──────── RECORDED INFORMATION

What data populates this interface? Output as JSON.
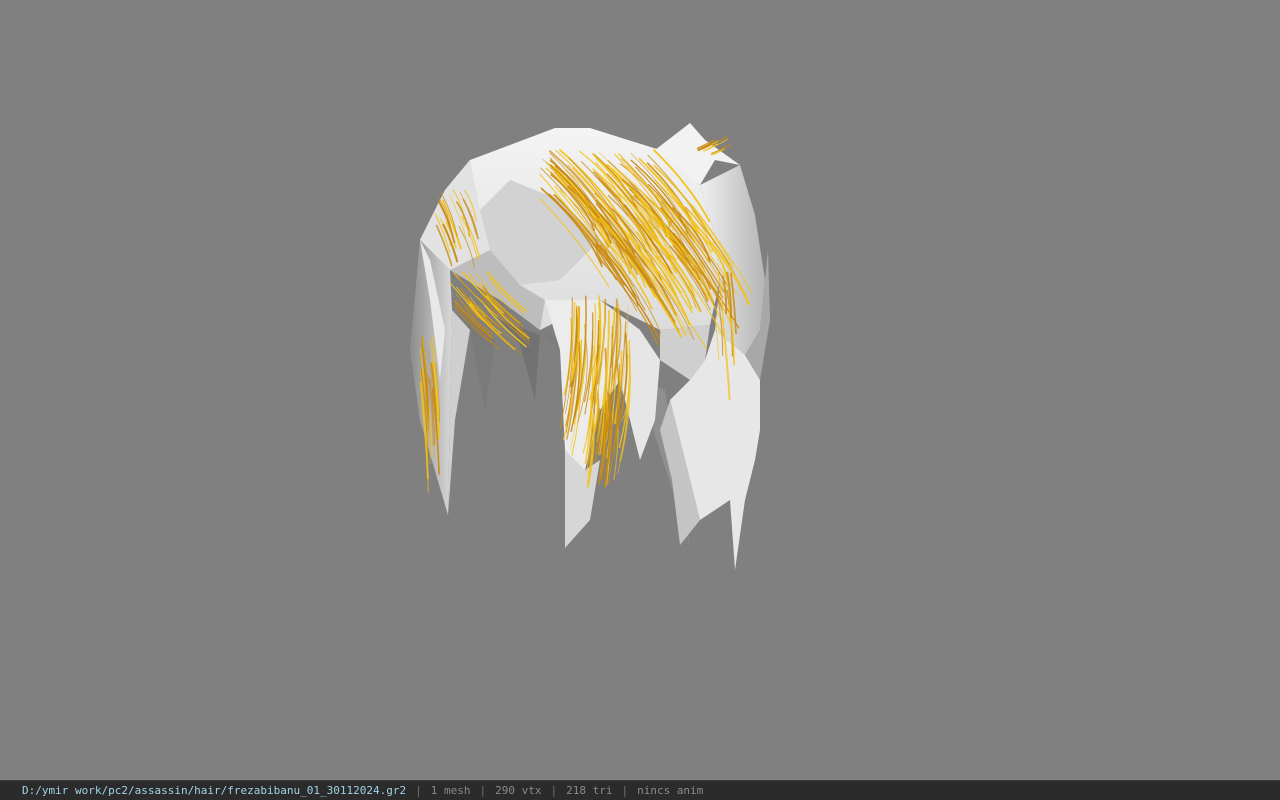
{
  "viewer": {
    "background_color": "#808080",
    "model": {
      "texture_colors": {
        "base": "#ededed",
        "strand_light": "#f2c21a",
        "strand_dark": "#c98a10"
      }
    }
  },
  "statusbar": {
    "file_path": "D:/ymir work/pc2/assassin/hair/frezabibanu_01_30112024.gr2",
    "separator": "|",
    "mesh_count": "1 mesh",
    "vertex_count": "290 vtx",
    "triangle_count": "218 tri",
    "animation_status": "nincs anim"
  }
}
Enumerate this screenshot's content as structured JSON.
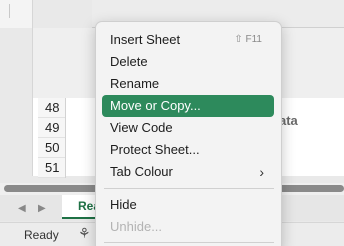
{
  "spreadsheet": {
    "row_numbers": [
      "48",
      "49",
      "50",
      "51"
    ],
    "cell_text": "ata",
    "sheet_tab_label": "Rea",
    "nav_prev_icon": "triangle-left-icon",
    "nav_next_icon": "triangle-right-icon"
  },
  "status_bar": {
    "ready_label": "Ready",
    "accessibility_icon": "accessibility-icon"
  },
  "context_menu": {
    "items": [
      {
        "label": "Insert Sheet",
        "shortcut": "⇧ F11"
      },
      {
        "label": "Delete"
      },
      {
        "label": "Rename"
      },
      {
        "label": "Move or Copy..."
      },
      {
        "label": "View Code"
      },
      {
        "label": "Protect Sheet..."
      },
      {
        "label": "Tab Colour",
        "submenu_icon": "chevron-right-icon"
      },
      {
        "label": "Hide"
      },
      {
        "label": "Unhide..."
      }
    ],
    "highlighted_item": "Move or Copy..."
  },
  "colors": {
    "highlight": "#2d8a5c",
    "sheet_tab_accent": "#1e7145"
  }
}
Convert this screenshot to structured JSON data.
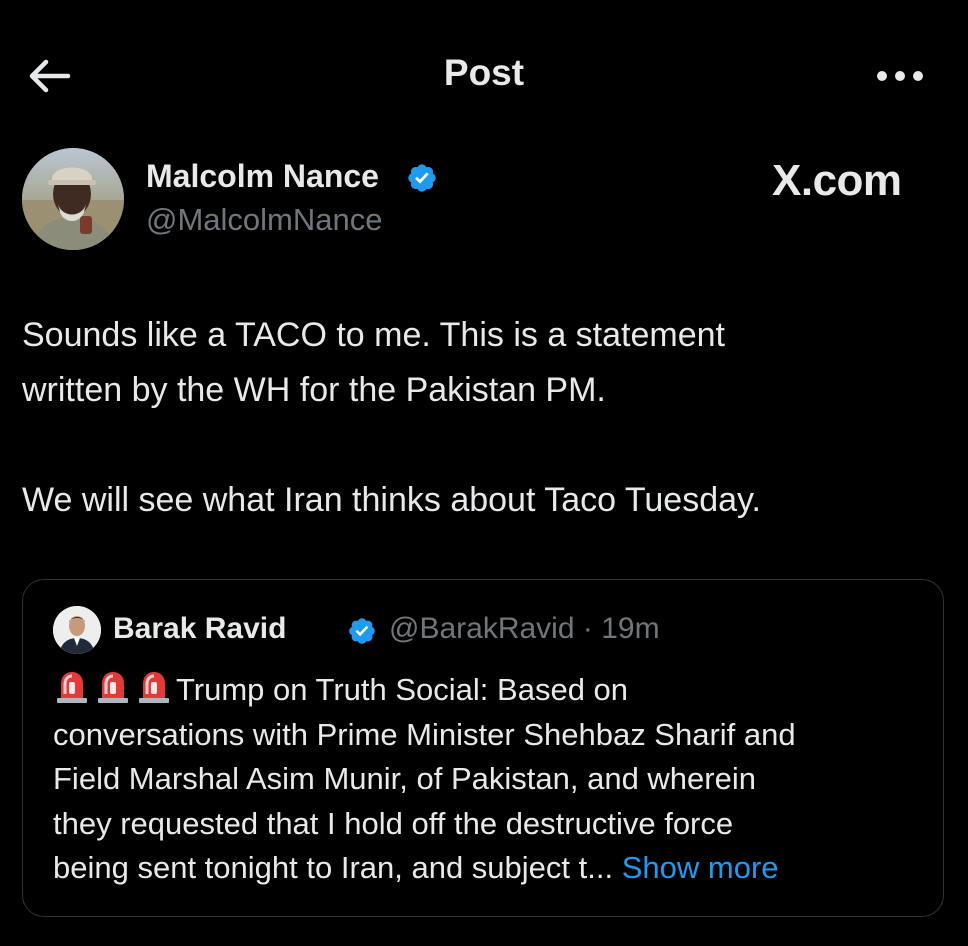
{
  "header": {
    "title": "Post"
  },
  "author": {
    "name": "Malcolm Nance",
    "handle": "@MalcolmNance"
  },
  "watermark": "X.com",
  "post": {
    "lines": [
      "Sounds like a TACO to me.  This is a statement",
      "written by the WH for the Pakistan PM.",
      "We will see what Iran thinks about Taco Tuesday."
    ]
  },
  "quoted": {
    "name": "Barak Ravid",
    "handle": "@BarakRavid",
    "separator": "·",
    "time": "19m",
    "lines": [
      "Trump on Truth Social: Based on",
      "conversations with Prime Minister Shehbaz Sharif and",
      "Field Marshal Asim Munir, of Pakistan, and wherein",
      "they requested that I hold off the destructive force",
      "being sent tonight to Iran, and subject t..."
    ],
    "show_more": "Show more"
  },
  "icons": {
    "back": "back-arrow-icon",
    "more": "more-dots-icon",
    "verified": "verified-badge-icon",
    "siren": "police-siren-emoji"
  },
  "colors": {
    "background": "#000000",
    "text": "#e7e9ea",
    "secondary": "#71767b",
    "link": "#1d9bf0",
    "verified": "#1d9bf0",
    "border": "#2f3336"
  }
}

────────────────

> YOUR TASK
Gather each line holding the string "JSON".

> FINISHED TASK
What data populates this interface? Output as JSON.
Enumerate this screenshot's content as structured JSON.
Convert this screenshot to structured JSON data.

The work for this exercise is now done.